### What you should do
Reproduce the data that follows in its entirety, character for character.

Dataset entries

--------------------------------------------------

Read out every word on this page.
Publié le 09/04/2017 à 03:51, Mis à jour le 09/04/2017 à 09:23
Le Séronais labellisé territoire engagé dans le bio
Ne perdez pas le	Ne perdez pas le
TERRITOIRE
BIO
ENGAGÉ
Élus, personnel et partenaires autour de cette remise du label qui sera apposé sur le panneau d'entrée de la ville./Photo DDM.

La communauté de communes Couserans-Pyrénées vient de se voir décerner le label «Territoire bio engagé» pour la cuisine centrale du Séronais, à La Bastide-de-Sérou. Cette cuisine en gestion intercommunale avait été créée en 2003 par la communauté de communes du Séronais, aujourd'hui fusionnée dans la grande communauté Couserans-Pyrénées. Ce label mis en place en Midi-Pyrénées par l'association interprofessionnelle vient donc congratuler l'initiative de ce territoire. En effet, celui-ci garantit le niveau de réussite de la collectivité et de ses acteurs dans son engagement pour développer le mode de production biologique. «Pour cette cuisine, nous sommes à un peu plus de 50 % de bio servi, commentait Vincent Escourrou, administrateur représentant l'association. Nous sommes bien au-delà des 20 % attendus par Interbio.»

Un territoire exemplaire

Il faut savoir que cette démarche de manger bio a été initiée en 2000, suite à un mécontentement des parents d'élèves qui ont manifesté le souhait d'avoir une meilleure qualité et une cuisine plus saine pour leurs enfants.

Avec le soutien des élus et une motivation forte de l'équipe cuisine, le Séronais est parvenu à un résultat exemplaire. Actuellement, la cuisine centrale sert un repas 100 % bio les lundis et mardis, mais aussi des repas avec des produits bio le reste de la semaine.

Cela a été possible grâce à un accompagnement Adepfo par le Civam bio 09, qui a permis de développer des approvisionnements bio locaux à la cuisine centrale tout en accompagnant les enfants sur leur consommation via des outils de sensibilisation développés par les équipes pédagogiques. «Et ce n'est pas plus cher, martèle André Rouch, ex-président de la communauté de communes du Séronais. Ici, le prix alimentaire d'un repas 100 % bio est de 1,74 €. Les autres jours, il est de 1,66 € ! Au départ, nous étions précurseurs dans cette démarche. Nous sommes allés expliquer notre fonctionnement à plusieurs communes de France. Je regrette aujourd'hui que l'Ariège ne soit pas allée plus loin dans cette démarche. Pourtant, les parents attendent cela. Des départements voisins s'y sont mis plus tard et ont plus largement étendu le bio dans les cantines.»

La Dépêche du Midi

--------------------------------------------------

### Written response
Read out every word on this page.
Publié le 09/04/2017 à 03:51, Mis à jour le 09/04/2017 à 09:23
Le Séronais labellisé territoire engagé dans le bio
Ne perdez pas le	Ne perdez pas le
TERRITOIRE
BIO
ENGAGÉ
Élus, personnel et partenaires autour de cette remise du label qui sera apposé sur le panneau d'entrée de la ville./Photo DDM.

La communauté de communes Couserans-Pyrénées vient de se voir décerner le label «Territoire bio engagé» pour la cuisine centrale du Séronais, à La Bastide-de-Sérou. Cette cuisine en gestion intercommunale avait été créée en 2003 par la communauté de communes du Séronais, aujourd'hui fusionnée dans la grande communauté Couserans-Pyrénées. Ce label mis en place en Midi-Pyrénées par l'association interprofessionnelle vient donc congratuler l'initiative de ce territoire. En effet, celui-ci garantit le niveau de réussite de la collectivité et de ses acteurs dans son engagement pour développer le mode de production biologique. «Pour cette cuisine, nous sommes à un peu plus de 50 % de bio servi, commentait Vincent Escourrou, administrateur représentant l'association. Nous sommes bien au-delà des 20 % attendus par Interbio.»

Un territoire exemplaire

Il faut savoir que cette démarche de manger bio a été initiée en 2000, suite à un mécontentement des parents d'élèves qui ont manifesté le souhait d'avoir une meilleure qualité et une cuisine plus saine pour leurs enfants.

Avec le soutien des élus et une motivation forte de l'équipe cuisine, le Séronais est parvenu à un résultat exemplaire. Actuellement, la cuisine centrale sert un repas 100 % bio les lundis et mardis, mais aussi des repas avec des produits bio le reste de la semaine.

Cela a été possible grâce à un accompagnement Adepfo par le Civam bio 09, qui a permis de développer des approvisionnements bio locaux à la cuisine centrale tout en accompagnant les enfants sur leur consommation via des outils de sensibilisation développés par les équipes pédagogiques. «Et ce n'est pas plus cher, martèle André Rouch, ex-président de la communauté de communes du Séronais. Ici, le prix alimentaire d'un repas 100 % bio est de 1,74 €. Les autres jours, il est de 1,66 € ! Au départ, nous étions précurseurs dans cette démarche. Nous sommes allés expliquer notre fonctionnement à plusieurs communes de France. Je regrette aujourd'hui que l'Ariège ne soit pas allée plus loin dans cette démarche. Pourtant, les parents attendent cela. Des départements voisins s'y sont mis plus tard et ont plus largement étendu le bio dans les cantines.»

La Dépêche du Midi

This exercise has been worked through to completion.